** Document segment **
Israel-based Izhar Gafni has invented a working bicycle which is constructed almost entirely from recycled cardboard, and only costs around US$12 to manufacture. The cardboard bike is being touted as an ideal solution for city-dwellers who require an inexpensive and environmentally-friendly way to commute, in addition to a potential mode of transportation for people living in emerging countries.

Gafni, a mechanical engineer and a cycling enthusiast, was inspired to make the cardboard bicycle after overhearing a conversation about somebody who had made a canoe constructed from cardboard. Thus began a project of three years, during which the inventor busied himself in his workshop, producing several prototypes, before settling upon a design which is cheap to make, robust, and suitable for daily use.

Gafni begins making a cardboard bike by sourcing suitable cardboard and cutting it into the desired shapes to be used as parts
Gafni begins making a cardboard bike by sourcing suitable cardboard and cutting it into the desired shapes to be used as parts

The cardboard bike is constructed in stages. First, the cardboard is cut into the desired shapes to be used as parts, then they are folded and pressed several times, the strength of the structure increasing markedly as a result. The cardboard is then made even stronger by being treated with a secret coating of the inventor’s own design, before finally being painted and assembled.

Weighing around nine kilograms (20 pounds), the cardboard bike is on the light side for an adult-sized bike, which generally weigh somewhere in the region of 14 kg (30 lbs), and it can withstand exposure to water and humidity, while supporting a rider who weighs up to 220 kg (485 lbs). It requires no servicing or adjustment, and the solid tires are made from reused car tires, with a car timing belt serving as a chain.

It has taken Gafni three years to develop his prototype cardboard bike
It has taken Gafni three years to develop his prototype cardboard bike

While the manufacturing process is still being refined, Gafni believes his design could eventually be sold in stores for just $20, making it an attractive solution for commuters who do not wish to worry about an expensive bike being stolen. Additionally, the cardboard bike could be a useful method of transportation in emerging countries, where a standard metal bike is often too expensive to produce and maintain.

In the future, the cardboard bike will be produced in both children's and adult's sizes, with the latter model also featuring an optional electric motor.

** Information provided **
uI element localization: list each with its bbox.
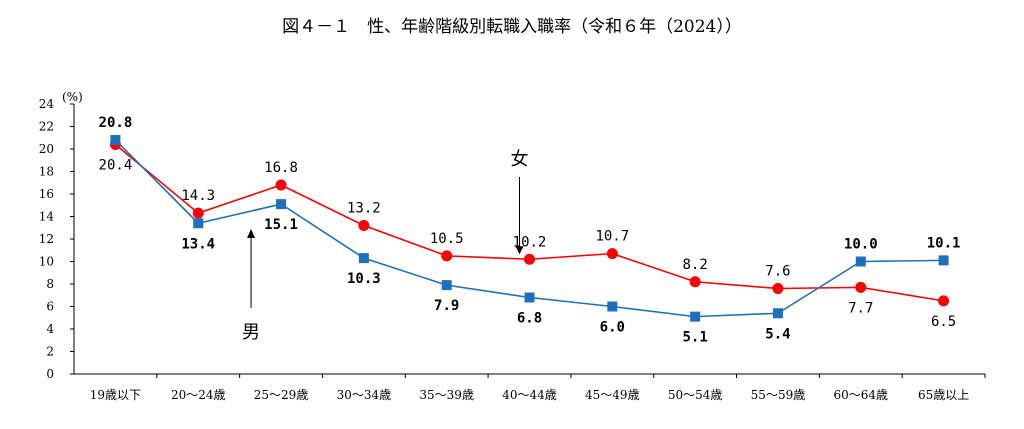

** Actions to take **
[1] Please rewrite the cardboard bicycle text starting with "The cardboard bike is constructed" and going on through "as a chain.", renaming "timing belt" as "rubber belt".
[2] In the cardboard bicycle text, what stages of the bike's construction are given, in order?
The lines aren't needed for what comes next.

** Responses for each task **
[1]
The cardboard bike is constructed in stages. First, the cardboard is cut into the desired shapes to be used as parts, then they are folded and pressed several times, the strength of the structure increasing markedly as a result. The cardboard is then made even stronger by being treated with a secret coating of the inventor’s own design, before finally being painted and assembled.

Weighing around nine kilograms (20 pounds), the cardboard bike is on the light side for an adult-sized bike, which generally weigh somewhere in the region of 14 kg (30 lbs), and it can withstand exposure to water and humidity, while supporting a rider who weighs up to 220 kg (485 lbs). It requires no servicing or adjustment, and the solid tires are made from reused car tires, with a car rubber belt serving as a chain.

[2]
1. Cutting the cardboard into the desired shapes to be used as parts
2. Folding and pressing the parts several times
3. Treating the cardboard with a secret coating of the inventor's own design
4. Painting
5. Assembling